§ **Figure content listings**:
● ● ● ●

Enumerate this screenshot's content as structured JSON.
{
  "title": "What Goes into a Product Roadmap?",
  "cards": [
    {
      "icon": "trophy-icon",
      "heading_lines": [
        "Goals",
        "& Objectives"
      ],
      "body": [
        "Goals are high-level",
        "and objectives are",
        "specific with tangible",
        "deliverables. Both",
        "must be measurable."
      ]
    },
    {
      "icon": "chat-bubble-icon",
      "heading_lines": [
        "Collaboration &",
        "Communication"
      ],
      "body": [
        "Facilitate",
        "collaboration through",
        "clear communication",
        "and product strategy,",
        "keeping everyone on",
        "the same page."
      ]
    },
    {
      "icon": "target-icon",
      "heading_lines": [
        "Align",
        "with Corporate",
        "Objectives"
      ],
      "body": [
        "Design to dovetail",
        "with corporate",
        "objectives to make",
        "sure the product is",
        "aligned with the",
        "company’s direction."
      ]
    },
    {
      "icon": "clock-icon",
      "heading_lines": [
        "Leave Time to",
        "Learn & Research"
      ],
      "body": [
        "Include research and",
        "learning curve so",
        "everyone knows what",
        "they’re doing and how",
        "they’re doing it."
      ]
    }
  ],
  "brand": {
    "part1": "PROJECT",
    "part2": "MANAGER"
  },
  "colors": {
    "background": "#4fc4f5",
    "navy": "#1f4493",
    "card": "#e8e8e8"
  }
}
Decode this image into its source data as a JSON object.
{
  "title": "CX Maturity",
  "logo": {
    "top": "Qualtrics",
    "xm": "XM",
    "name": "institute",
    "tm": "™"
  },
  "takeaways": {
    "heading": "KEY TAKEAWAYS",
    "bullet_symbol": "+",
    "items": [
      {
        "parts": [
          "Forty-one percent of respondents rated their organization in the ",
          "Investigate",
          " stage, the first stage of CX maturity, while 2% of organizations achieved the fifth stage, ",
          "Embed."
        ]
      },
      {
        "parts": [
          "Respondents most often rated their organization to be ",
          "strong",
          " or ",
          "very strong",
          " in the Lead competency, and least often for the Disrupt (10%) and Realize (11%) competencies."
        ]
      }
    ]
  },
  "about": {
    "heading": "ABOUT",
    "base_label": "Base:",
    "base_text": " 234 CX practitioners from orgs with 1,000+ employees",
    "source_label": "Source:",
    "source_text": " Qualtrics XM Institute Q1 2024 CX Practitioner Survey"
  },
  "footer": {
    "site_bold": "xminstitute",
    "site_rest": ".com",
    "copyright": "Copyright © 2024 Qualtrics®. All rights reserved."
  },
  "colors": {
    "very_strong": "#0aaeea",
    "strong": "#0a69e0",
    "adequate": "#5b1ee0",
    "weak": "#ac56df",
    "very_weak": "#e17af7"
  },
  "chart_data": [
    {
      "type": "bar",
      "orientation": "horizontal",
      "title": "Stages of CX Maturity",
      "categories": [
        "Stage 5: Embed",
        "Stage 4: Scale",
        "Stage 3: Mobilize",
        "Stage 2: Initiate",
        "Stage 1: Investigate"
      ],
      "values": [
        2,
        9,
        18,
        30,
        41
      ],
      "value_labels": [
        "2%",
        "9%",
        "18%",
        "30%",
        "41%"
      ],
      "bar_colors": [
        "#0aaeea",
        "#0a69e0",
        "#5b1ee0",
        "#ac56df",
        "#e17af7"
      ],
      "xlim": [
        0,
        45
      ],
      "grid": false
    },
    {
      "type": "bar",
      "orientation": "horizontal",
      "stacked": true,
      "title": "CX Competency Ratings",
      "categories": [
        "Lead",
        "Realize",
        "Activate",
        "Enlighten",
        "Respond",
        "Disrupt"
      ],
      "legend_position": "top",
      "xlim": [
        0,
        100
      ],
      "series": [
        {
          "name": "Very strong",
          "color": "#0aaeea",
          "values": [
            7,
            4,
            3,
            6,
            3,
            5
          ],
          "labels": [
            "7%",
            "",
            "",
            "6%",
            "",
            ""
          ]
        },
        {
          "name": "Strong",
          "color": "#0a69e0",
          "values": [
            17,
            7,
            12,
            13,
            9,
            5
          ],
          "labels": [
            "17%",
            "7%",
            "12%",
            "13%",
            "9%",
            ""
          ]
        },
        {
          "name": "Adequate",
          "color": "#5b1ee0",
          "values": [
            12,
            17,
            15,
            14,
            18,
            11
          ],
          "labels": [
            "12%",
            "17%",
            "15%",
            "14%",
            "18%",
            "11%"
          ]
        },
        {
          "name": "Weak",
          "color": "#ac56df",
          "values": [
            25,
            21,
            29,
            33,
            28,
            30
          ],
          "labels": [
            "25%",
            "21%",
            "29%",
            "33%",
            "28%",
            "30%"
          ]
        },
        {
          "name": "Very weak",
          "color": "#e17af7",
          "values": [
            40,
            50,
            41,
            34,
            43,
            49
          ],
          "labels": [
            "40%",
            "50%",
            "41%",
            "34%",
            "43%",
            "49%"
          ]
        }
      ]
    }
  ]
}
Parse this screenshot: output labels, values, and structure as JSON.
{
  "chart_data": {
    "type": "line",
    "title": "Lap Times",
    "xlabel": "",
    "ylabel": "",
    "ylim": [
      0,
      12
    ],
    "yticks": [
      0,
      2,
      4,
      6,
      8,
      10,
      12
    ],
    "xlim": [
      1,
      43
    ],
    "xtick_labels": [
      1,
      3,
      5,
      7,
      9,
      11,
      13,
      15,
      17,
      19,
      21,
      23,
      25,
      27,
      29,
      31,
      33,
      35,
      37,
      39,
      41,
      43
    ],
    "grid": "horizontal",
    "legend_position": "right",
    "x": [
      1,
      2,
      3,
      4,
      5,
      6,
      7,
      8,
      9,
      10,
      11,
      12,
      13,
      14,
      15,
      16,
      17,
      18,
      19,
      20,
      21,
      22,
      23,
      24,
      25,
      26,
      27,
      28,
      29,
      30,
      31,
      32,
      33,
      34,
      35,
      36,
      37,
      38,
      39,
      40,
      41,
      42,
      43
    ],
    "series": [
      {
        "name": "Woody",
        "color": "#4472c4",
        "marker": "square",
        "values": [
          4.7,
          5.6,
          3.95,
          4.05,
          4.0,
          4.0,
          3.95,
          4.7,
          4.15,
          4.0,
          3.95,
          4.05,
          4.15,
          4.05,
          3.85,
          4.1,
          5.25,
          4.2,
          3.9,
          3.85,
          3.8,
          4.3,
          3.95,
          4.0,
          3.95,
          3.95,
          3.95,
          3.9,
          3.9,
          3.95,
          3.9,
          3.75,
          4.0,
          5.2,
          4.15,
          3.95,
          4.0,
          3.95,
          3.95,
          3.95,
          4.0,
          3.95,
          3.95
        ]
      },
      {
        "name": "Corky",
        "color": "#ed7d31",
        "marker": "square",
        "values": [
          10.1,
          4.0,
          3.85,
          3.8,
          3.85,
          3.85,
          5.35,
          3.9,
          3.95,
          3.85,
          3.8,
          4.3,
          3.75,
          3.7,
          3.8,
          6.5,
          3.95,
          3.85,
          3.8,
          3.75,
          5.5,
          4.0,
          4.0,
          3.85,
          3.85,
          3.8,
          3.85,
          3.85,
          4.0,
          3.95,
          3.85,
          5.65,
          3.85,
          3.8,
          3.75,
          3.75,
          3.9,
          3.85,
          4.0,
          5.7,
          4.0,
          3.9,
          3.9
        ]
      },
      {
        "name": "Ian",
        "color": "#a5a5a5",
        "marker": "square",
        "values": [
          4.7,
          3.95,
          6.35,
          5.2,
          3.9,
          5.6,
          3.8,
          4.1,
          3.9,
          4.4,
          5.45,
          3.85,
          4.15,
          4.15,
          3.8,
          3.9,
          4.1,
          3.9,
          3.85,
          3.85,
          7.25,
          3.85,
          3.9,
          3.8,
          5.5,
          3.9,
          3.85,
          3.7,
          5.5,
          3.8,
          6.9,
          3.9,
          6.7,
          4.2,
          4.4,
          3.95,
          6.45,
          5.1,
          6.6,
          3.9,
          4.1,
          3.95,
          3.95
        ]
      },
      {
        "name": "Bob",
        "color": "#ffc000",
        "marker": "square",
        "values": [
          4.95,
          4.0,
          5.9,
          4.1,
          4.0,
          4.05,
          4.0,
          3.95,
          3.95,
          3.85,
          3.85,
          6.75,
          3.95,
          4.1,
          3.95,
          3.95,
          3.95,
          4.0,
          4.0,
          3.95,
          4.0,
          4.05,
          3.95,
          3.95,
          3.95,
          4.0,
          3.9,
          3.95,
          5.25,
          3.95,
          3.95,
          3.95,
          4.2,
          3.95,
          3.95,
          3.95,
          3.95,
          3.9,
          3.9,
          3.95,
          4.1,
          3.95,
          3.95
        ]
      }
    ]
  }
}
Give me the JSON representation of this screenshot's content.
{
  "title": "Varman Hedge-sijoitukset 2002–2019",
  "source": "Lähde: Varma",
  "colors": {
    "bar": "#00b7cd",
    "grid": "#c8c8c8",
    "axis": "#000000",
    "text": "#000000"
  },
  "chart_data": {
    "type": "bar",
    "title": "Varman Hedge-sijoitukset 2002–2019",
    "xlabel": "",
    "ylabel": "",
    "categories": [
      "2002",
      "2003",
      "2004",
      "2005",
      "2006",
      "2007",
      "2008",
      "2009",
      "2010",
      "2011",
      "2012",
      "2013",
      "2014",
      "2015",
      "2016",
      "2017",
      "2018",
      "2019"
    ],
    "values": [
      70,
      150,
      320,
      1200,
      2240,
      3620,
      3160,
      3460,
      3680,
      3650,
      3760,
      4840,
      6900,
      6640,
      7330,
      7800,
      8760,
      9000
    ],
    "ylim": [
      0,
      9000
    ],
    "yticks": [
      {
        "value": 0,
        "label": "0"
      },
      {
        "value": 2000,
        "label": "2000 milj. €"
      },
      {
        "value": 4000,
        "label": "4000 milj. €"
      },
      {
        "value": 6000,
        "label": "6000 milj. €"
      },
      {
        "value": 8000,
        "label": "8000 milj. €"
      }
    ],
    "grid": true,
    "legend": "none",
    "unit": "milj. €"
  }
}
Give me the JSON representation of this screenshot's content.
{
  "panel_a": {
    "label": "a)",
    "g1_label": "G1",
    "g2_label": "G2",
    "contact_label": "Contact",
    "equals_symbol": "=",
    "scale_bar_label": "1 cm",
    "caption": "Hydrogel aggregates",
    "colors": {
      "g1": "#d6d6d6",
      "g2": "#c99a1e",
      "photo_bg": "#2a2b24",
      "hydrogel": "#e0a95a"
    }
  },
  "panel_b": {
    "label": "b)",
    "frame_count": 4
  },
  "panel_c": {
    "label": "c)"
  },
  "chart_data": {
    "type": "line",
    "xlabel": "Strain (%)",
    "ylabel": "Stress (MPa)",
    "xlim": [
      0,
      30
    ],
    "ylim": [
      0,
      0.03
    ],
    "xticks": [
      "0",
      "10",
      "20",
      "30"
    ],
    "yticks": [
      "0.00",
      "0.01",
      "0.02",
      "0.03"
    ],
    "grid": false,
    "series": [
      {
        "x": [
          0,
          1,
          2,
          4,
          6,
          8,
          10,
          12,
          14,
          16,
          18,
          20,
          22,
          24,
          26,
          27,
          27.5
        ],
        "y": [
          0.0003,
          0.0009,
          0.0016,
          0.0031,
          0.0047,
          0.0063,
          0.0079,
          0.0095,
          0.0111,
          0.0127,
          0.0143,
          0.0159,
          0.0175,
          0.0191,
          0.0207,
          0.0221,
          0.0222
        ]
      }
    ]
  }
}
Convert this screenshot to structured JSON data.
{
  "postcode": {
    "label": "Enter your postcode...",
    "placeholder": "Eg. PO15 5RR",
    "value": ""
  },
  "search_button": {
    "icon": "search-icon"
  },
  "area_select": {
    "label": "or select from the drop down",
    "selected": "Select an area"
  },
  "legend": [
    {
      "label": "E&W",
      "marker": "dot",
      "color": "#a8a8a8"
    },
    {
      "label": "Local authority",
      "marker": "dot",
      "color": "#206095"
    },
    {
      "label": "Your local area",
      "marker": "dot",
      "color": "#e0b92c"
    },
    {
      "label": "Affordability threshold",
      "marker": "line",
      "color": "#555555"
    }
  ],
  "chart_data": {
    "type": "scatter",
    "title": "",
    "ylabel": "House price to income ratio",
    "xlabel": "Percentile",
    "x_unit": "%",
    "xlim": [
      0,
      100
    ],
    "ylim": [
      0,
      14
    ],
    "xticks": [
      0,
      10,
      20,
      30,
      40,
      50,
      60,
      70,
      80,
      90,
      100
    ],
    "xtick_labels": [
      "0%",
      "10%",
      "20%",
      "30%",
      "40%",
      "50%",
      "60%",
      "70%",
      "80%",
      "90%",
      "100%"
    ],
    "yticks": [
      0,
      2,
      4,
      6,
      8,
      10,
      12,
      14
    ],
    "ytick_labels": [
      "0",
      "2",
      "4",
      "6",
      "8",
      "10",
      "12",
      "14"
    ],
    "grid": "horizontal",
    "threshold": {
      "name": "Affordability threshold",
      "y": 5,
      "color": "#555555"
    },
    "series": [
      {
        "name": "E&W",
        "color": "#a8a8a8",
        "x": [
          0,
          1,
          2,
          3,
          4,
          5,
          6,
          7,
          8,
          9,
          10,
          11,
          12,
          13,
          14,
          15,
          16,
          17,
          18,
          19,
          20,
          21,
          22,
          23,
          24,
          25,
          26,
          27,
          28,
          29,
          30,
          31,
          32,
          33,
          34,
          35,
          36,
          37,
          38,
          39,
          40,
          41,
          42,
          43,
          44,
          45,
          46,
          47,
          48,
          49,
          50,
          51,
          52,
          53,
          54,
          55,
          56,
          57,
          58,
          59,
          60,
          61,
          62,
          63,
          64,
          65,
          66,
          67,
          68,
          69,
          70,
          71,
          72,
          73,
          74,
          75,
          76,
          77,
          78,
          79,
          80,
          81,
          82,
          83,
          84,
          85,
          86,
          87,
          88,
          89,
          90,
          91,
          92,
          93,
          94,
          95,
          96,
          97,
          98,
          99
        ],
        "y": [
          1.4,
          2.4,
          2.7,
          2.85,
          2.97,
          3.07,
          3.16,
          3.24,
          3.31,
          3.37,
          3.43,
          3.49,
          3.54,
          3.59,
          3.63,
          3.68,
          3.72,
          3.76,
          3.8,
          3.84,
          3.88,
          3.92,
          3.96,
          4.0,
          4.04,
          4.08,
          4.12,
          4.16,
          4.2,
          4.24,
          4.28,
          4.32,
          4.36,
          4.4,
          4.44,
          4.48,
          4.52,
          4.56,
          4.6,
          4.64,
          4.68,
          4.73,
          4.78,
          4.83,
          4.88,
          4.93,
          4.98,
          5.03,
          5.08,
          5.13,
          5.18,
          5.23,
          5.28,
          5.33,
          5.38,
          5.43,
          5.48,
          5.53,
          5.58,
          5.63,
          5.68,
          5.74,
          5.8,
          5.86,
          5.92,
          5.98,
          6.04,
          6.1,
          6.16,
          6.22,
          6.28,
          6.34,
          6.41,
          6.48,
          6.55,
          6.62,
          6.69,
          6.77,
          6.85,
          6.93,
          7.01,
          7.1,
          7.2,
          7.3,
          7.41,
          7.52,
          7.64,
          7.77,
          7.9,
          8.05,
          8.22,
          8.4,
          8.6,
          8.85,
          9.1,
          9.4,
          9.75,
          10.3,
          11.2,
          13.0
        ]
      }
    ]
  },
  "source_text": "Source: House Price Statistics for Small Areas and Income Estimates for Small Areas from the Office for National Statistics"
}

● ● ● ●

§ **Set exercise**:
Filter the entries down to the lines with the word "often" in them.

§ **Result for this exercise**:
          "Respondents most often rated their organization to be ",
          " in the Lead competency, and least often for the Disrupt (10%) and Realize (11%) competencies."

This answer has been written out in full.